▸ **Job**: Extract the stretch of lines that starts at the line with "Transcribe the text in this document." and ends at the last line of the data below. Give it exactly, without pictures.

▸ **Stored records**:
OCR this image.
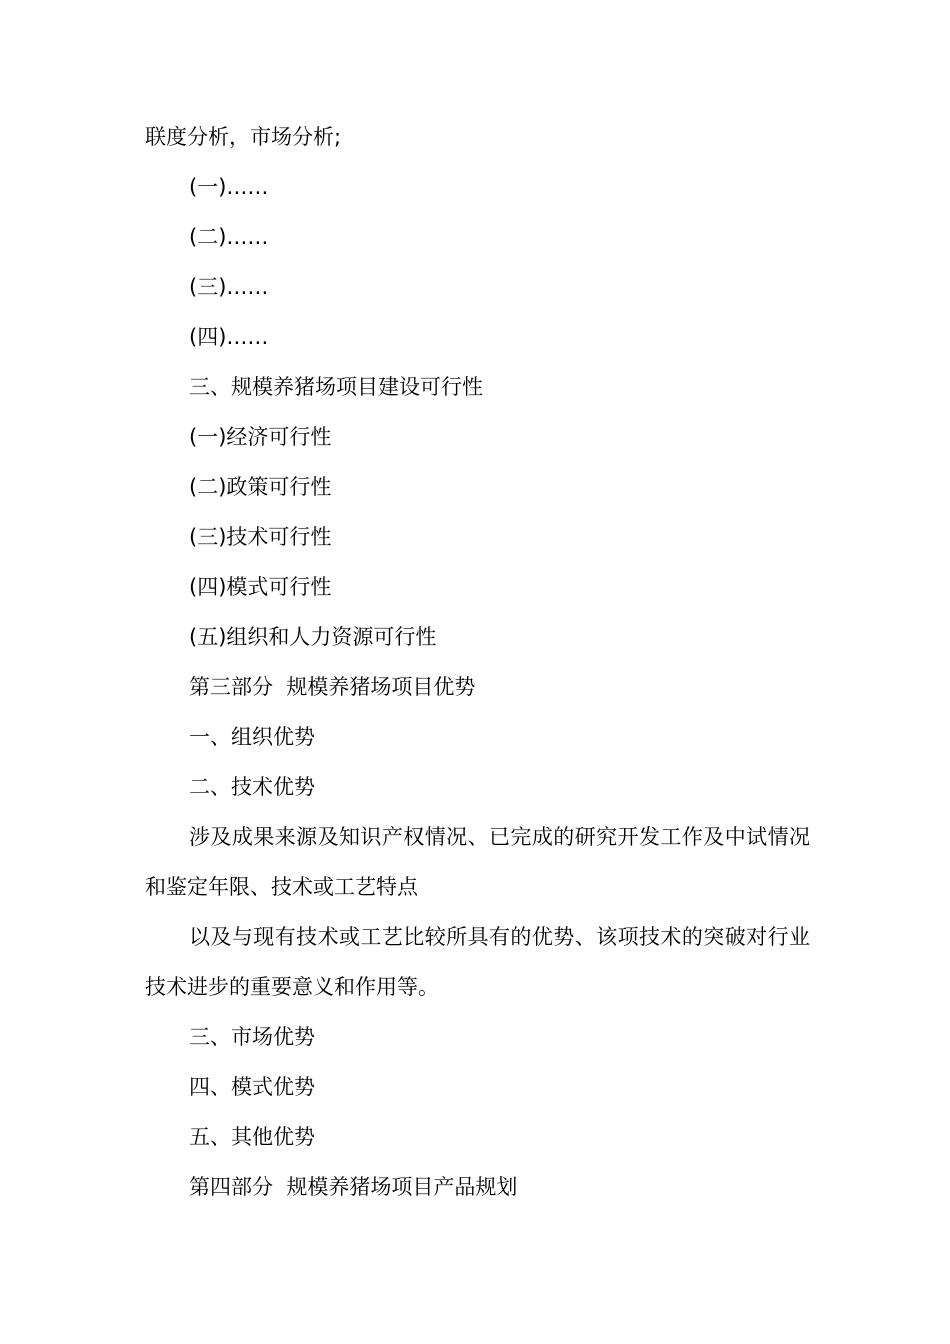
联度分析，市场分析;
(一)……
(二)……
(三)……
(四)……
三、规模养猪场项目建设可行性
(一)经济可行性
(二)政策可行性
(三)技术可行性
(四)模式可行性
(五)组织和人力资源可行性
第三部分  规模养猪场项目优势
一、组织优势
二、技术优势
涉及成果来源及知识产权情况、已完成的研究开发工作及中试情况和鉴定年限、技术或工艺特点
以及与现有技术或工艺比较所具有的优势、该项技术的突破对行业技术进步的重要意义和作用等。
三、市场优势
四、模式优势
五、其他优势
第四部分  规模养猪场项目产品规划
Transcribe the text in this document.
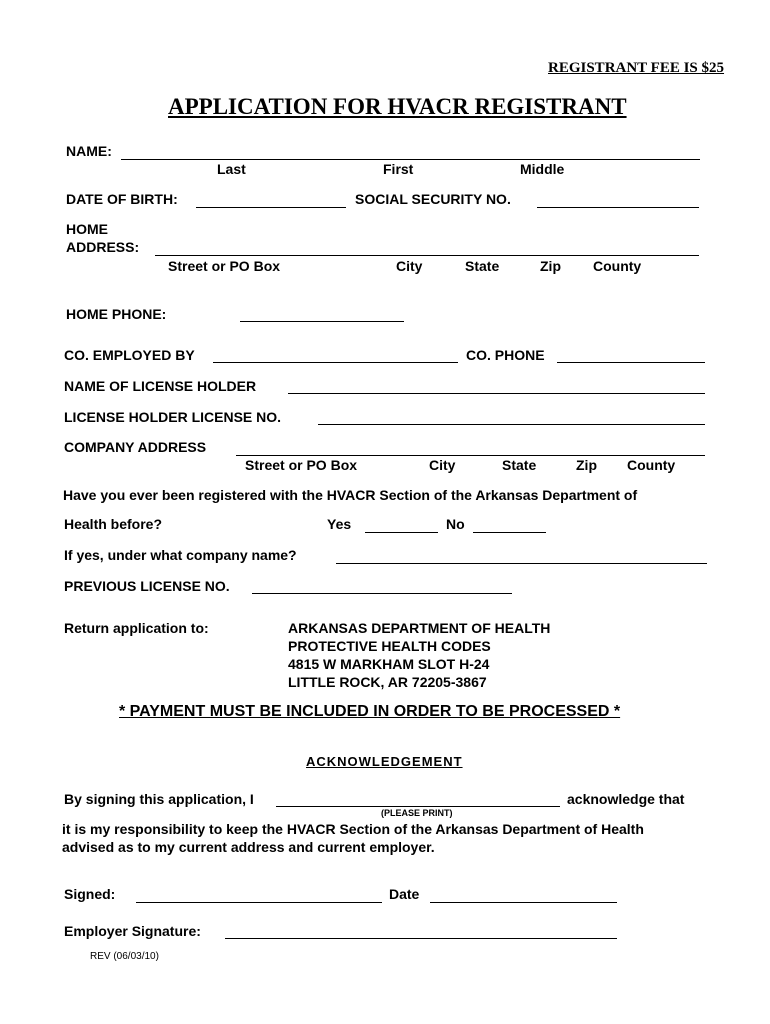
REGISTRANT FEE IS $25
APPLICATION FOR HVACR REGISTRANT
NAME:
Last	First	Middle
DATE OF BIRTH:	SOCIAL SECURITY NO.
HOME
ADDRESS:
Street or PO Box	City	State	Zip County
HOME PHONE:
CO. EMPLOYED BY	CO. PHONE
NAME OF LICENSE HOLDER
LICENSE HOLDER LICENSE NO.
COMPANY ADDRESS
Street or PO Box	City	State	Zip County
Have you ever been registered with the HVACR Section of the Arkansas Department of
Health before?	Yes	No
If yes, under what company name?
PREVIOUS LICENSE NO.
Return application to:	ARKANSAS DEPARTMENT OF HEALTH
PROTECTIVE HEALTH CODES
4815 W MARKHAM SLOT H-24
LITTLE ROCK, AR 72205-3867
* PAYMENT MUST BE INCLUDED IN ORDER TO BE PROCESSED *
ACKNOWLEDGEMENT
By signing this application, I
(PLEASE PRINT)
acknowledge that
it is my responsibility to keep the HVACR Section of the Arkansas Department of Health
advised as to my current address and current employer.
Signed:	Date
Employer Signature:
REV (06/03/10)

▸ **The output**:
Transcribe the text in this document.
REGISTRANT FEE IS $25
APPLICATION FOR HVACR REGISTRANT
NAME:
Last	First	Middle
DATE OF BIRTH:	SOCIAL SECURITY NO.
HOME
ADDRESS:
Street or PO Box	City	State	Zip County
HOME PHONE:
CO. EMPLOYED BY	CO. PHONE
NAME OF LICENSE HOLDER
LICENSE HOLDER LICENSE NO.
COMPANY ADDRESS
Street or PO Box	City	State	Zip County
Have you ever been registered with the HVACR Section of the Arkansas Department of
Health before?	Yes	No
If yes, under what company name?
PREVIOUS LICENSE NO.
Return application to:	ARKANSAS DEPARTMENT OF HEALTH
PROTECTIVE HEALTH CODES
4815 W MARKHAM SLOT H-24
LITTLE ROCK, AR 72205-3867
* PAYMENT MUST BE INCLUDED IN ORDER TO BE PROCESSED *
ACKNOWLEDGEMENT
By signing this application, I
(PLEASE PRINT)
acknowledge that
it is my responsibility to keep the HVACR Section of the Arkansas Department of Health
advised as to my current address and current employer.
Signed:	Date
Employer Signature:
REV (06/03/10)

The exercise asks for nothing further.